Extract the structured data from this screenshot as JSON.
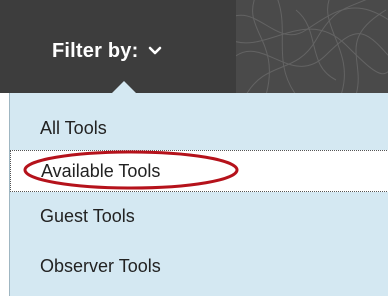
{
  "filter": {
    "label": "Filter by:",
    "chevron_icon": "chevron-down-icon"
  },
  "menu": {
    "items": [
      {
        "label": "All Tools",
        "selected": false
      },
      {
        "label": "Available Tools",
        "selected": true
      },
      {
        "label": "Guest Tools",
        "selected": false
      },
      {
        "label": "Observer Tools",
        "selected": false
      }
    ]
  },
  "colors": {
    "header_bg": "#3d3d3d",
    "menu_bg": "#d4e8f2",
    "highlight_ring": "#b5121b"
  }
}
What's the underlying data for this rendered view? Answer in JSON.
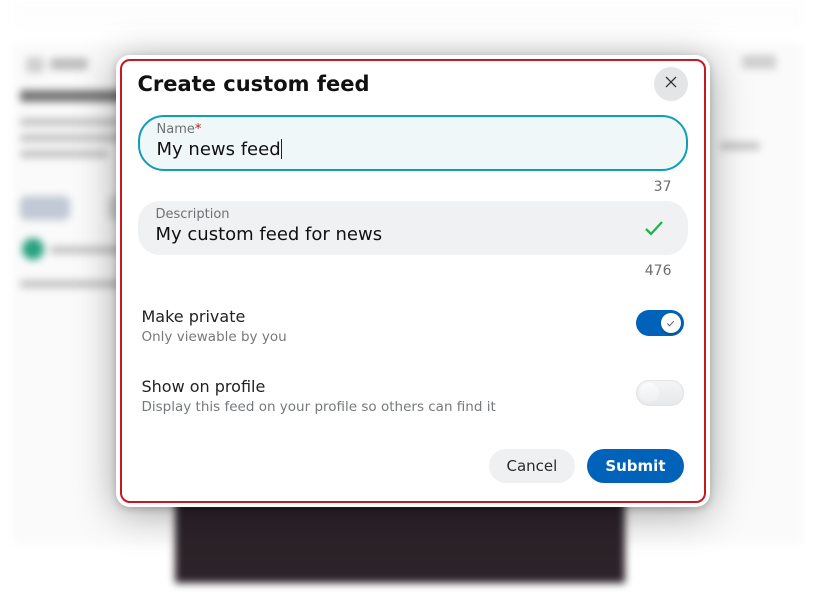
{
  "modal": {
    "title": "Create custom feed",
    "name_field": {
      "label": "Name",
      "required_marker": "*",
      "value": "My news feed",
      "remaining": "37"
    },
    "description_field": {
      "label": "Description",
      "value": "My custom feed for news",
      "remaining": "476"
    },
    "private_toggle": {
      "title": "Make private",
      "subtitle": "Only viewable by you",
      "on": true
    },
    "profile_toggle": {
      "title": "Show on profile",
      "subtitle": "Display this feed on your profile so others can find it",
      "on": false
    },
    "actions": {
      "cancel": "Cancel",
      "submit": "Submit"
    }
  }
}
════════
# DO THIS:
Collect each line of the entries that has the word "custom", copying it in full.

# ANSWER BELOW:
    "title": "Create custom feed",
      "value": "My custom feed for news",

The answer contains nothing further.